> _Data lines_
-------

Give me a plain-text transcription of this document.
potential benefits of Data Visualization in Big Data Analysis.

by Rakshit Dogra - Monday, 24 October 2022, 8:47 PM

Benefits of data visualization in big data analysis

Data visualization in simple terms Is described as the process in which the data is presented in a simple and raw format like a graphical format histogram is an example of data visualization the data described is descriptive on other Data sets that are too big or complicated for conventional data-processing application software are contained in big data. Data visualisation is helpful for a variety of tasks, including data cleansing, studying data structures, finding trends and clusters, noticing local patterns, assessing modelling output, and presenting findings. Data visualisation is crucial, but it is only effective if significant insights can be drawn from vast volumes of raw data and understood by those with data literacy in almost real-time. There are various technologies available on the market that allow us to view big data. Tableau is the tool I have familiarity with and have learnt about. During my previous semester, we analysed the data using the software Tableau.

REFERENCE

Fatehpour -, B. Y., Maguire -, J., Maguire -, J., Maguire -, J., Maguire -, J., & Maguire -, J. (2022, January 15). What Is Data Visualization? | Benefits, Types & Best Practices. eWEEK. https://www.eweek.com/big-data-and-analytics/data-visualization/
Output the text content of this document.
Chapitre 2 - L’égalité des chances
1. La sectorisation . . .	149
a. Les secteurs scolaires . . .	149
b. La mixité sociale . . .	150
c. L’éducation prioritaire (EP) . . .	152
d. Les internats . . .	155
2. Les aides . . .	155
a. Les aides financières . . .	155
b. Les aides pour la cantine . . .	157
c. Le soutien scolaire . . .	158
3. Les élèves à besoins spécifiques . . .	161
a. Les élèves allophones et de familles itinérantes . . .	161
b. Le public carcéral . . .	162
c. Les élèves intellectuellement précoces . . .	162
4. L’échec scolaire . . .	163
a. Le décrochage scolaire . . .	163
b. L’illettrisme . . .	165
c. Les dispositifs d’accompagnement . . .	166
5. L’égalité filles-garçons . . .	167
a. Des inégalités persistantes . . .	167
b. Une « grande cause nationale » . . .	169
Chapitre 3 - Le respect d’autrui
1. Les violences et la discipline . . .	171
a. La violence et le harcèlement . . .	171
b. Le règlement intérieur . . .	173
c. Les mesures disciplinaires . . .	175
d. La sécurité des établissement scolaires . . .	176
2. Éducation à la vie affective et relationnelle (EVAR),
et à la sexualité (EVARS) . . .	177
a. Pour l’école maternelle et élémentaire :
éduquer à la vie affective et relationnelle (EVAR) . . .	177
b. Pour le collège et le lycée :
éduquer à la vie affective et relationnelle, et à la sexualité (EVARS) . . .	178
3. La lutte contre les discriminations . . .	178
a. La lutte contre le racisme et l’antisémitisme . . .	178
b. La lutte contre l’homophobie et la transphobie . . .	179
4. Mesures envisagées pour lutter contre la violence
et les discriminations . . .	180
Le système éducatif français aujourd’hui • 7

-------

> _Task brief_
Recopy the entries above in their entirety, exactly.

> _Solution for this task_
Give me a plain-text transcription of this document.
potential benefits of Data Visualization in Big Data Analysis.

by Rakshit Dogra - Monday, 24 October 2022, 8:47 PM

Benefits of data visualization in big data analysis

Data visualization in simple terms Is described as the process in which the data is presented in a simple and raw format like a graphical format histogram is an example of data visualization the data described is descriptive on other Data sets that are too big or complicated for conventional data-processing application software are contained in big data. Data visualisation is helpful for a variety of tasks, including data cleansing, studying data structures, finding trends and clusters, noticing local patterns, assessing modelling output, and presenting findings. Data visualisation is crucial, but it is only effective if significant insights can be drawn from vast volumes of raw data and understood by those with data literacy in almost real-time. There are various technologies available on the market that allow us to view big data. Tableau is the tool I have familiarity with and have learnt about. During my previous semester, we analysed the data using the software Tableau.

REFERENCE

Fatehpour -, B. Y., Maguire -, J., Maguire -, J., Maguire -, J., Maguire -, J., & Maguire -, J. (2022, January 15). What Is Data Visualization? | Benefits, Types & Best Practices. eWEEK. https://www.eweek.com/big-data-and-analytics/data-visualization/
Output the text content of this document.
Chapitre 2 - L’égalité des chances
1. La sectorisation . . .	149
a. Les secteurs scolaires . . .	149
b. La mixité sociale . . .	150
c. L’éducation prioritaire (EP) . . .	152
d. Les internats . . .	155
2. Les aides . . .	155
a. Les aides financières . . .	155
b. Les aides pour la cantine . . .	157
c. Le soutien scolaire . . .	158
3. Les élèves à besoins spécifiques . . .	161
a. Les élèves allophones et de familles itinérantes . . .	161
b. Le public carcéral . . .	162
c. Les élèves intellectuellement précoces . . .	162
4. L’échec scolaire . . .	163
a. Le décrochage scolaire . . .	163
b. L’illettrisme . . .	165
c. Les dispositifs d’accompagnement . . .	166
5. L’égalité filles-garçons . . .	167
a. Des inégalités persistantes . . .	167
b. Une « grande cause nationale » . . .	169
Chapitre 3 - Le respect d’autrui
1. Les violences et la discipline . . .	171
a. La violence et le harcèlement . . .	171
b. Le règlement intérieur . . .	173
c. Les mesures disciplinaires . . .	175
d. La sécurité des établissement scolaires . . .	176
2. Éducation à la vie affective et relationnelle (EVAR),
et à la sexualité (EVARS) . . .	177
a. Pour l’école maternelle et élémentaire :
éduquer à la vie affective et relationnelle (EVAR) . . .	177
b. Pour le collège et le lycée :
éduquer à la vie affective et relationnelle, et à la sexualité (EVARS) . . .	178
3. La lutte contre les discriminations . . .	178
a. La lutte contre le racisme et l’antisémitisme . . .	178
b. La lutte contre l’homophobie et la transphobie . . .	179
4. Mesures envisagées pour lutter contre la violence
et les discriminations . . .	180
Le système éducatif français aujourd’hui • 7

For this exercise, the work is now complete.